>>>>>
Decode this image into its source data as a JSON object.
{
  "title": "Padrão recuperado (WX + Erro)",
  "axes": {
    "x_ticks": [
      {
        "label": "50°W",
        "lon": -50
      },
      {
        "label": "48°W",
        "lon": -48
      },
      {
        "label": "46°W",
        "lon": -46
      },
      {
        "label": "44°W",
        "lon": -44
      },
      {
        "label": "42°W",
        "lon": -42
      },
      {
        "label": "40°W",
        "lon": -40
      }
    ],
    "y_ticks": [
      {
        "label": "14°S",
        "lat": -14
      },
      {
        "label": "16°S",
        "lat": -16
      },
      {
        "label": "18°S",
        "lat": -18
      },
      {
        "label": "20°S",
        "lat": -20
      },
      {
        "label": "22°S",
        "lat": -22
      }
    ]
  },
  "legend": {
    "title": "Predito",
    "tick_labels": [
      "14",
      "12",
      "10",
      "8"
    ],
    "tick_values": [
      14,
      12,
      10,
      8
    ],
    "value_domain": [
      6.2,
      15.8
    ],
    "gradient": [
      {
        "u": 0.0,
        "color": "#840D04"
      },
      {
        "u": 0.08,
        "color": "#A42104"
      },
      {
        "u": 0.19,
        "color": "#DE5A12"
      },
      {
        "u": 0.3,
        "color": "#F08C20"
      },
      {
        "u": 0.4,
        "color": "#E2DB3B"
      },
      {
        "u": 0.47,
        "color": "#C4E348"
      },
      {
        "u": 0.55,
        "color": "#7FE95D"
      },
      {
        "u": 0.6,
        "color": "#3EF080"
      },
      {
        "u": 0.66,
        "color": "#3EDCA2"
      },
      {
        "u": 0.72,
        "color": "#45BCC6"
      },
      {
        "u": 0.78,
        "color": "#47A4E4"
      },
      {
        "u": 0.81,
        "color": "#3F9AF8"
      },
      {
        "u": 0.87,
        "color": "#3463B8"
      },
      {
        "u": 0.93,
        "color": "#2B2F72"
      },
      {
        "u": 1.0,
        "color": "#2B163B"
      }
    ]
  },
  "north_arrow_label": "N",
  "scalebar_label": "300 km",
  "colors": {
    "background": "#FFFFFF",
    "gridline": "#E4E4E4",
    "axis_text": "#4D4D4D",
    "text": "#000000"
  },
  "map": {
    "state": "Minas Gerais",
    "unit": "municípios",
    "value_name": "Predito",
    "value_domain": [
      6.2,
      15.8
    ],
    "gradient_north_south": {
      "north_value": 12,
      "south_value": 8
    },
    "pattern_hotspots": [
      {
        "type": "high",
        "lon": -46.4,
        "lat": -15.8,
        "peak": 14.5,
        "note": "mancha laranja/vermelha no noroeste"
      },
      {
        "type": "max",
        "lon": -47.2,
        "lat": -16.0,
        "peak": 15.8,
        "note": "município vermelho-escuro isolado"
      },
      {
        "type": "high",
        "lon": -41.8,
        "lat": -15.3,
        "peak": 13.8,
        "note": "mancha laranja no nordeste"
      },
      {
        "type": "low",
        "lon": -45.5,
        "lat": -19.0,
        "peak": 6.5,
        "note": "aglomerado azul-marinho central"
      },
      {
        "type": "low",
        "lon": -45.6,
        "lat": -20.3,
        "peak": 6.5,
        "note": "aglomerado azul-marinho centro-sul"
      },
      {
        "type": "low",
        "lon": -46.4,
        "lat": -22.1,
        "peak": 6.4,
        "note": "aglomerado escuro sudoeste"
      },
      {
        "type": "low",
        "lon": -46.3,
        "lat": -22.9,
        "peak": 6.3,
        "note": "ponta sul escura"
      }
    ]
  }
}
<<<<<
> _Exercise requirements_
Reproduce the data, keeping every line exactly the same.

> _Output for this exercise_
Decode this image into its source data as a JSON object.
{
  "title": "Padrão recuperado (WX + Erro)",
  "axes": {
    "x_ticks": [
      {
        "label": "50°W",
        "lon": -50
      },
      {
        "label": "48°W",
        "lon": -48
      },
      {
        "label": "46°W",
        "lon": -46
      },
      {
        "label": "44°W",
        "lon": -44
      },
      {
        "label": "42°W",
        "lon": -42
      },
      {
        "label": "40°W",
        "lon": -40
      }
    ],
    "y_ticks": [
      {
        "label": "14°S",
        "lat": -14
      },
      {
        "label": "16°S",
        "lat": -16
      },
      {
        "label": "18°S",
        "lat": -18
      },
      {
        "label": "20°S",
        "lat": -20
      },
      {
        "label": "22°S",
        "lat": -22
      }
    ]
  },
  "legend": {
    "title": "Predito",
    "tick_labels": [
      "14",
      "12",
      "10",
      "8"
    ],
    "tick_values": [
      14,
      12,
      10,
      8
    ],
    "value_domain": [
      6.2,
      15.8
    ],
    "gradient": [
      {
        "u": 0.0,
        "color": "#840D04"
      },
      {
        "u": 0.08,
        "color": "#A42104"
      },
      {
        "u": 0.19,
        "color": "#DE5A12"
      },
      {
        "u": 0.3,
        "color": "#F08C20"
      },
      {
        "u": 0.4,
        "color": "#E2DB3B"
      },
      {
        "u": 0.47,
        "color": "#C4E348"
      },
      {
        "u": 0.55,
        "color": "#7FE95D"
      },
      {
        "u": 0.6,
        "color": "#3EF080"
      },
      {
        "u": 0.66,
        "color": "#3EDCA2"
      },
      {
        "u": 0.72,
        "color": "#45BCC6"
      },
      {
        "u": 0.78,
        "color": "#47A4E4"
      },
      {
        "u": 0.81,
        "color": "#3F9AF8"
      },
      {
        "u": 0.87,
        "color": "#3463B8"
      },
      {
        "u": 0.93,
        "color": "#2B2F72"
      },
      {
        "u": 1.0,
        "color": "#2B163B"
      }
    ]
  },
  "north_arrow_label": "N",
  "scalebar_label": "300 km",
  "colors": {
    "background": "#FFFFFF",
    "gridline": "#E4E4E4",
    "axis_text": "#4D4D4D",
    "text": "#000000"
  },
  "map": {
    "state": "Minas Gerais",
    "unit": "municípios",
    "value_name": "Predito",
    "value_domain": [
      6.2,
      15.8
    ],
    "gradient_north_south": {
      "north_value": 12,
      "south_value": 8
    },
    "pattern_hotspots": [
      {
        "type": "high",
        "lon": -46.4,
        "lat": -15.8,
        "peak": 14.5,
        "note": "mancha laranja/vermelha no noroeste"
      },
      {
        "type": "max",
        "lon": -47.2,
        "lat": -16.0,
        "peak": 15.8,
        "note": "município vermelho-escuro isolado"
      },
      {
        "type": "high",
        "lon": -41.8,
        "lat": -15.3,
        "peak": 13.8,
        "note": "mancha laranja no nordeste"
      },
      {
        "type": "low",
        "lon": -45.5,
        "lat": -19.0,
        "peak": 6.5,
        "note": "aglomerado azul-marinho central"
      },
      {
        "type": "low",
        "lon": -45.6,
        "lat": -20.3,
        "peak": 6.5,
        "note": "aglomerado azul-marinho centro-sul"
      },
      {
        "type": "low",
        "lon": -46.4,
        "lat": -22.1,
        "peak": 6.4,
        "note": "aglomerado escuro sudoeste"
      },
      {
        "type": "low",
        "lon": -46.3,
        "lat": -22.9,
        "peak": 6.3,
        "note": "ponta sul escura"
      }
    ]
  }
}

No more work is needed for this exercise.